Goal - Determine the number of lines containing the word "pull". Reply with it and nothing else.

Data section -
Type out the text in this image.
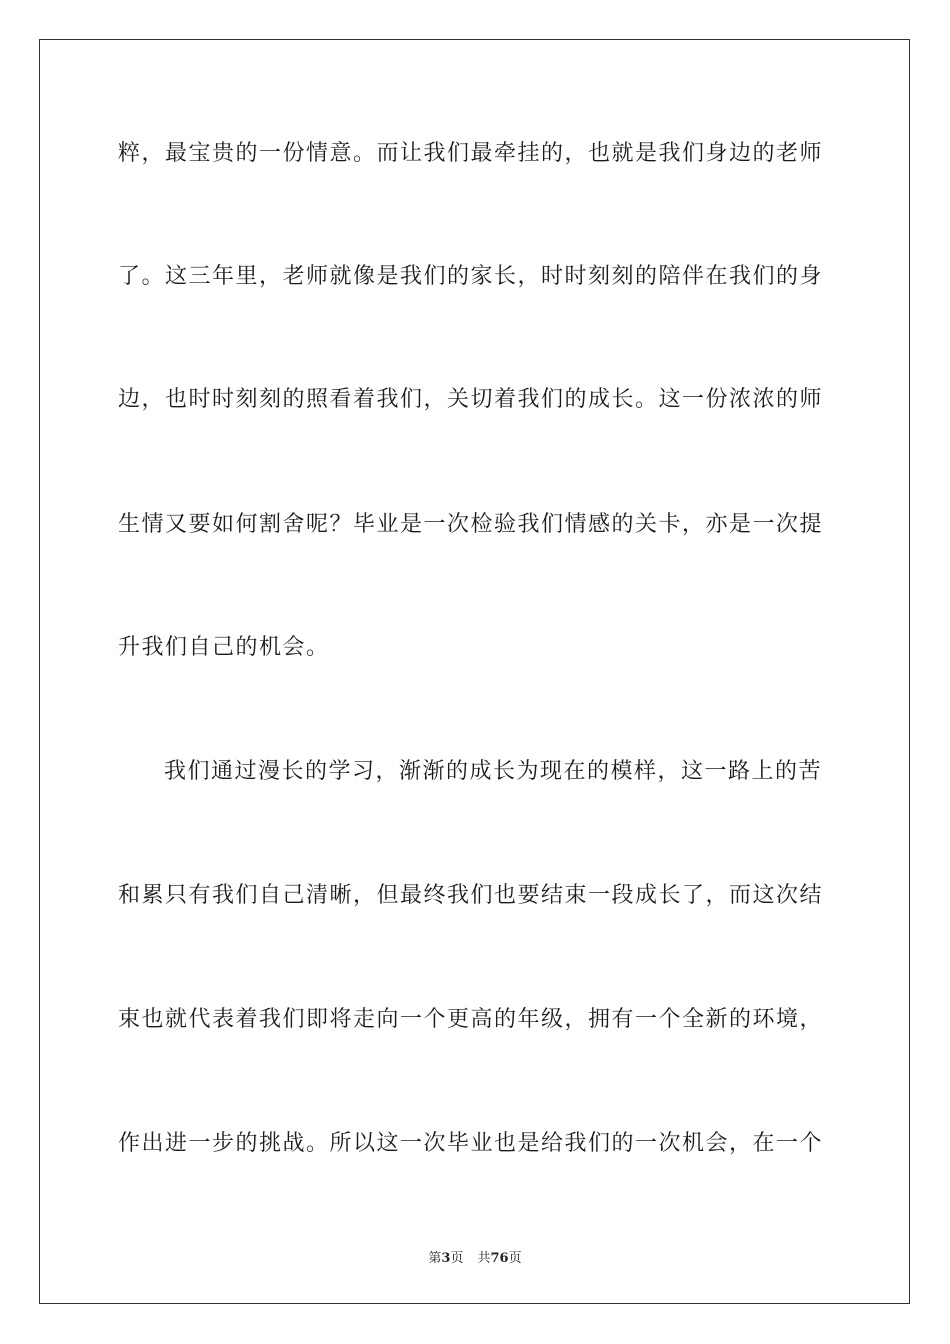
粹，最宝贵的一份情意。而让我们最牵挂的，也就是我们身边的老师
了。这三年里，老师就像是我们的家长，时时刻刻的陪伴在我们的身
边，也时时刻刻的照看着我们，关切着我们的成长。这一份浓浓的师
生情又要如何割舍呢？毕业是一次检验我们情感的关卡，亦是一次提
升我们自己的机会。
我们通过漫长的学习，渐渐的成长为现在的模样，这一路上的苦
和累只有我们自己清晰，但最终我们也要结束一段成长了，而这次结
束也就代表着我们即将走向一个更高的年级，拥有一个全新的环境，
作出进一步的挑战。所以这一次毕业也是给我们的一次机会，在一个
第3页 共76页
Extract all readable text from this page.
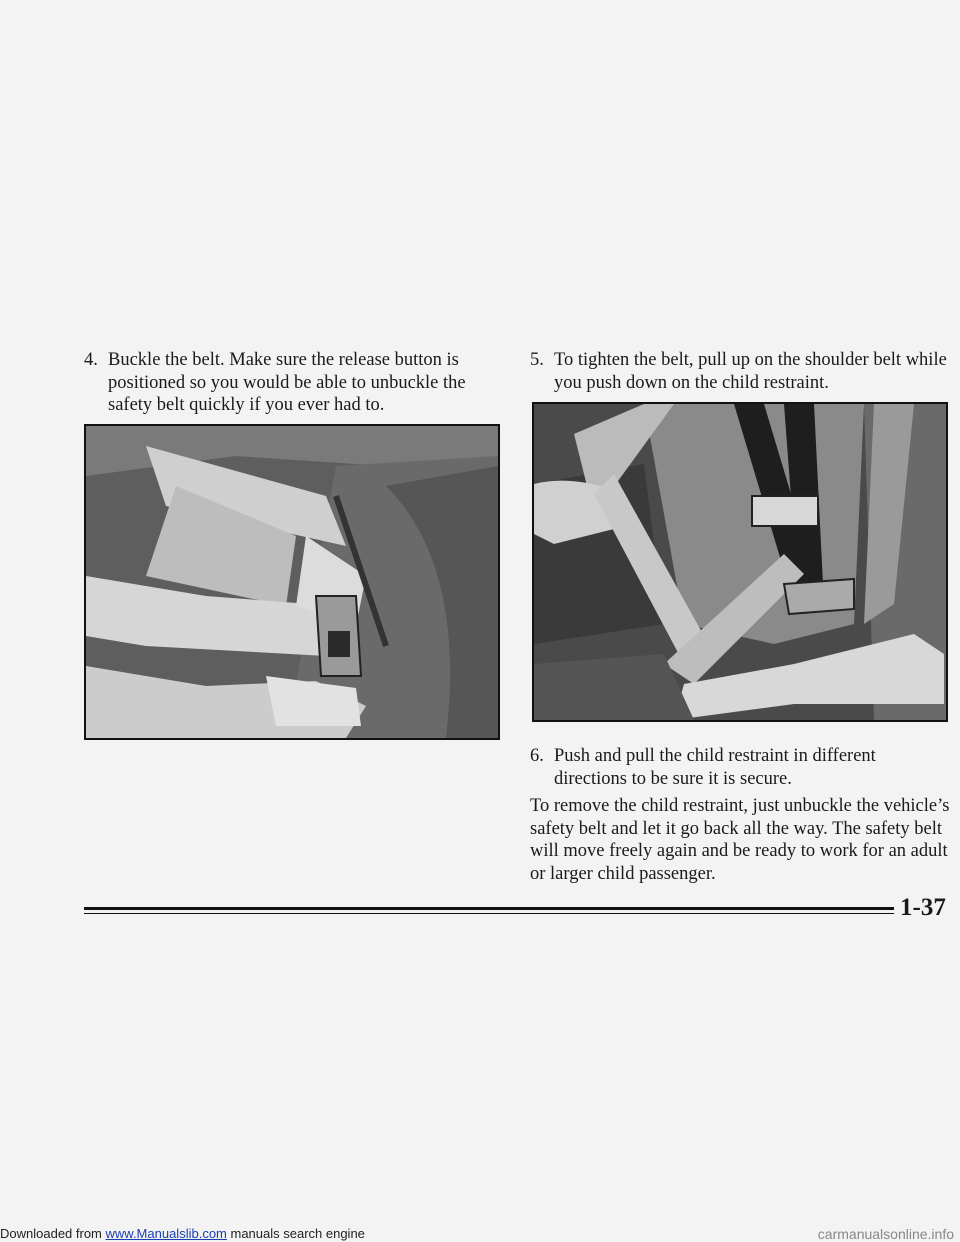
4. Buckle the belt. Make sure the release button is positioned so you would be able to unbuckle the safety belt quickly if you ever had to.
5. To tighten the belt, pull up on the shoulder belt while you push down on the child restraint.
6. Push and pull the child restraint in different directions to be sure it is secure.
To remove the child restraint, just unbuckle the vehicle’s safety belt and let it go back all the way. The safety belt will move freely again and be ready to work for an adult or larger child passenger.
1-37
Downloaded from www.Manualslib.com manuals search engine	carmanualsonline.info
==
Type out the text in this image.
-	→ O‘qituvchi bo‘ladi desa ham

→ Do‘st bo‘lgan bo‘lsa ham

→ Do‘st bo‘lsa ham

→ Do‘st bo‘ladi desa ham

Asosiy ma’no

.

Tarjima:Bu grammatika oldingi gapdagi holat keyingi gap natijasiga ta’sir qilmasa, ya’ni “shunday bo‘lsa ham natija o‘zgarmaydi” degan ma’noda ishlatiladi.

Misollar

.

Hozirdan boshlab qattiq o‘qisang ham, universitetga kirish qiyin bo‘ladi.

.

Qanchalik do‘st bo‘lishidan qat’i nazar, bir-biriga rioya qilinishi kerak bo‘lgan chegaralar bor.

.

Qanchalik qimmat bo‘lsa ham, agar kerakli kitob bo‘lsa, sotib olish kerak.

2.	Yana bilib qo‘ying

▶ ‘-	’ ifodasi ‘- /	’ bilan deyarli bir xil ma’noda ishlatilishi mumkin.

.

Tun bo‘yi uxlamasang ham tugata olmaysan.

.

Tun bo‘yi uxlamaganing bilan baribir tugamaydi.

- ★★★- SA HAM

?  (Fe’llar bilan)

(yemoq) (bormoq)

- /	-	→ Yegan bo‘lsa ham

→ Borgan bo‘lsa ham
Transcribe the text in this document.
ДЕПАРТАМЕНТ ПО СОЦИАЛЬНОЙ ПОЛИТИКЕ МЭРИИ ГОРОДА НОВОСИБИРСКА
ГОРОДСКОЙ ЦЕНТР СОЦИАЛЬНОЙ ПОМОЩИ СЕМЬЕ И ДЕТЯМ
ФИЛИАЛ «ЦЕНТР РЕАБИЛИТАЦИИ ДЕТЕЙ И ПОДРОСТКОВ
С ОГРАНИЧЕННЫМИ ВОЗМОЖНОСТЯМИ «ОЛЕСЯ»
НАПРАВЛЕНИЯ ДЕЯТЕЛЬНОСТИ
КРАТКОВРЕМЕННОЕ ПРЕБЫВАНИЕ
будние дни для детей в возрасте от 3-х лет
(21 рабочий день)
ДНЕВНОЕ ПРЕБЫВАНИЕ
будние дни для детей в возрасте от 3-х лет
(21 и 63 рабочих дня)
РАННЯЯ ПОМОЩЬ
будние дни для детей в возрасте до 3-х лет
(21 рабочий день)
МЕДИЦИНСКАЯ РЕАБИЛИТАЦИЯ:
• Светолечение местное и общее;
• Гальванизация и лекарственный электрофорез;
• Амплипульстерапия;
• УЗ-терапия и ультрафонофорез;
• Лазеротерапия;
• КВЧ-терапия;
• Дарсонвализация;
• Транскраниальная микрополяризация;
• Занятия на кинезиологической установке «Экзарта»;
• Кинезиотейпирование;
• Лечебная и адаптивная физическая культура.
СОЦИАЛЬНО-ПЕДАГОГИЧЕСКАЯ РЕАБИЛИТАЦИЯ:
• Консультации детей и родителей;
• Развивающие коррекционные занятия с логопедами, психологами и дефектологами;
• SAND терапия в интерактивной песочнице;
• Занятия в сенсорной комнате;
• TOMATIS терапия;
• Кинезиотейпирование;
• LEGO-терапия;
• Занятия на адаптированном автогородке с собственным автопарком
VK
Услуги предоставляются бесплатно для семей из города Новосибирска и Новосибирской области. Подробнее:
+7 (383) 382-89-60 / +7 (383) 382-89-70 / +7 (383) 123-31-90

Solution - 2